The task: State only the count of lines in the listing below that hold "inflammation".

Extracted records:
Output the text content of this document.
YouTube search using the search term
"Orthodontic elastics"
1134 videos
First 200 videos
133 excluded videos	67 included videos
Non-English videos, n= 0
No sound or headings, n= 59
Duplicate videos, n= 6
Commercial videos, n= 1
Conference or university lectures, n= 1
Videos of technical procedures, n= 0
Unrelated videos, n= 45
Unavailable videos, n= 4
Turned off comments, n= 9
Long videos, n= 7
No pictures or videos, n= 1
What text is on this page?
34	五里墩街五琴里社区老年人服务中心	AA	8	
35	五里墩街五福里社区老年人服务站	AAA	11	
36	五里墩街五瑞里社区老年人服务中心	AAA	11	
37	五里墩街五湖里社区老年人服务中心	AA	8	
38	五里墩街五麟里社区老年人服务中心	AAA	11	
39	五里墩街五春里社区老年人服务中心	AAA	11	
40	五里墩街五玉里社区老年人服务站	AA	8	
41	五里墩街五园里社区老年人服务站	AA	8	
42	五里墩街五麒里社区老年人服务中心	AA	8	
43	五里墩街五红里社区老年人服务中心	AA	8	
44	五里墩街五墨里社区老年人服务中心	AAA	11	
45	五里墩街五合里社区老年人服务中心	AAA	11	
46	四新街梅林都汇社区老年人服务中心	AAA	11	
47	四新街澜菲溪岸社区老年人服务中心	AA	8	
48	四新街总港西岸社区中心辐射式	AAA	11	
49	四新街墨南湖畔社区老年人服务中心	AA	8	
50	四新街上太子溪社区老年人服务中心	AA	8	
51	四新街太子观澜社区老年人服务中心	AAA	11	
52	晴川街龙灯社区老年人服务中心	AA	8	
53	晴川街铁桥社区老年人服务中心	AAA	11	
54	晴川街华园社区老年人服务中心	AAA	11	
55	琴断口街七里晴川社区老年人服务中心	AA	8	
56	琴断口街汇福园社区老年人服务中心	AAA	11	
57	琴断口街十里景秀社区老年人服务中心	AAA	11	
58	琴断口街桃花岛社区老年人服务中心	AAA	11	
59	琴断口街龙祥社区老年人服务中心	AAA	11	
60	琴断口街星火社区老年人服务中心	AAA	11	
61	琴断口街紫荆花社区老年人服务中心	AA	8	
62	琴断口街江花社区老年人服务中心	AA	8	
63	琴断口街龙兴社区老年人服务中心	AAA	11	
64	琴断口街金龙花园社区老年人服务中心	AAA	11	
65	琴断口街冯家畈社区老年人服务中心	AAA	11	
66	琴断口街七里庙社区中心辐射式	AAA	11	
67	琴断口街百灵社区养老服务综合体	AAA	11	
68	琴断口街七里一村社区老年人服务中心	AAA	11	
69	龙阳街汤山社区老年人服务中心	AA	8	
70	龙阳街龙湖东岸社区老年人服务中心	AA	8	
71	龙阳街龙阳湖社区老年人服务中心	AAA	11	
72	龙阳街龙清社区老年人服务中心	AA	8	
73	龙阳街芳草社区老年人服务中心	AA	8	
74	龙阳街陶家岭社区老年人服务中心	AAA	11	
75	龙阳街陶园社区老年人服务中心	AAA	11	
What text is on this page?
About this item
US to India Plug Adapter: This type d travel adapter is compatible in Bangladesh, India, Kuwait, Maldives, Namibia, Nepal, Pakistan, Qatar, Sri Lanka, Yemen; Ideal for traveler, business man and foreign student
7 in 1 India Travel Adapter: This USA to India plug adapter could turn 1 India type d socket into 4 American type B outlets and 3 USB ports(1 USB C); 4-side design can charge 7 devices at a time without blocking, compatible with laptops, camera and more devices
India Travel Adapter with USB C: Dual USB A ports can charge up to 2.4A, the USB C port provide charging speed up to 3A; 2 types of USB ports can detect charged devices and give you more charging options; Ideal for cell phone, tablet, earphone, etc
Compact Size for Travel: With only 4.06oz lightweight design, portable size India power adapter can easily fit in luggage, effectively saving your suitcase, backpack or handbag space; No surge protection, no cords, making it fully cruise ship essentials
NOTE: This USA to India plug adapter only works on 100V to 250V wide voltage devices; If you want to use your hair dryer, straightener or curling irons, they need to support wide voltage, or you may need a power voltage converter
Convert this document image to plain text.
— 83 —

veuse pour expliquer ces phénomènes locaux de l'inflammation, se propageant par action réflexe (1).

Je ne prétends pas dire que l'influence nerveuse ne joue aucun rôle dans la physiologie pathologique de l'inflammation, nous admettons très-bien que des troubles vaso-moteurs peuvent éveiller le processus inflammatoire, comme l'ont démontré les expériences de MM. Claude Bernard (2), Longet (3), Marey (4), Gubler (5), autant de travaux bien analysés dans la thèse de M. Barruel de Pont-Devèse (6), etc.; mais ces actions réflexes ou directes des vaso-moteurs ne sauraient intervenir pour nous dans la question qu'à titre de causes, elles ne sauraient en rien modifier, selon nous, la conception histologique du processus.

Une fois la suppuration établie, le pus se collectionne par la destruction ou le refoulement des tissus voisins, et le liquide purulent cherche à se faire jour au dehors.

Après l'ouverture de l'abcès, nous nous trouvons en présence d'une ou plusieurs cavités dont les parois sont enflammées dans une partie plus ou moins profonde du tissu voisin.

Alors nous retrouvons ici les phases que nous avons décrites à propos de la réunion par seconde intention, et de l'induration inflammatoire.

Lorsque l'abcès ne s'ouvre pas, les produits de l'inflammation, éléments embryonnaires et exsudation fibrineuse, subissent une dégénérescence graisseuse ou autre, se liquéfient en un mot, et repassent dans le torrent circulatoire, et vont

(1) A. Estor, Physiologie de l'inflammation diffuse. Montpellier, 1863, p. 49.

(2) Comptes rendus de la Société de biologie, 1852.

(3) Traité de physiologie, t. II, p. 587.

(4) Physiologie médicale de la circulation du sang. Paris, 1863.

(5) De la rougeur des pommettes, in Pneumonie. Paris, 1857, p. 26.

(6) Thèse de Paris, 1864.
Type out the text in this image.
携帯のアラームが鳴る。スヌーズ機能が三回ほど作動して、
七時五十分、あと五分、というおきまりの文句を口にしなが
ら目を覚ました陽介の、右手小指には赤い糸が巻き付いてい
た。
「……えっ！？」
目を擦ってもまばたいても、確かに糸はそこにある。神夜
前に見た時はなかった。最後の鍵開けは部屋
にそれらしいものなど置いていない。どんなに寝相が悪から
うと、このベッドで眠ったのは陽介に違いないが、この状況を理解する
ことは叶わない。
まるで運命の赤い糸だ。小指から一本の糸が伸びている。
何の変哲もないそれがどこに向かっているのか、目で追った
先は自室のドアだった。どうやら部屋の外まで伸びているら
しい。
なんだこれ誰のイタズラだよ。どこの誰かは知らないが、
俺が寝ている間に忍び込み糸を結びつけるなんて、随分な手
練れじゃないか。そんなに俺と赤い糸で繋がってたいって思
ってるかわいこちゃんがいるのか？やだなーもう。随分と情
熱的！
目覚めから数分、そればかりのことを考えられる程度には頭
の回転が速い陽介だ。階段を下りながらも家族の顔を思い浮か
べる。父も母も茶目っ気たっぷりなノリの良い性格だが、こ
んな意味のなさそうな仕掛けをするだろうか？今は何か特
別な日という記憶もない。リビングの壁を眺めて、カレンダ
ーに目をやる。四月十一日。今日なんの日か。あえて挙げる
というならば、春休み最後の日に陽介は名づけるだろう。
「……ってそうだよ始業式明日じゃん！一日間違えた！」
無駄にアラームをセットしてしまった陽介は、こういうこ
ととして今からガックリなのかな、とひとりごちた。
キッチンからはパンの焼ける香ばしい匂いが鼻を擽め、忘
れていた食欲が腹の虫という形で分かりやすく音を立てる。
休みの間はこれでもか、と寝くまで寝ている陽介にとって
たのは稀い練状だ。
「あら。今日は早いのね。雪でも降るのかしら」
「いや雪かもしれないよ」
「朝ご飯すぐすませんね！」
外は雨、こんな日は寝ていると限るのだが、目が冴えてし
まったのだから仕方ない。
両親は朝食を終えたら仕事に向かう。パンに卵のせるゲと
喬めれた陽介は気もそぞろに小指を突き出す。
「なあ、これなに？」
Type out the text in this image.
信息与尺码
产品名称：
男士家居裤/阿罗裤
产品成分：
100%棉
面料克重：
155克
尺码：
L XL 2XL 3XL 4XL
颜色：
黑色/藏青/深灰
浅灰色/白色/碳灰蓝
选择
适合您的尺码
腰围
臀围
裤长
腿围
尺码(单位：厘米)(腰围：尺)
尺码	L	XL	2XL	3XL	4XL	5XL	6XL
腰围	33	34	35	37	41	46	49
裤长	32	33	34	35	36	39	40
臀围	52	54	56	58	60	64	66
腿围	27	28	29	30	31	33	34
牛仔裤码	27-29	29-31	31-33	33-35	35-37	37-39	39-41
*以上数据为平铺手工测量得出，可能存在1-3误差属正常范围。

The solution: 4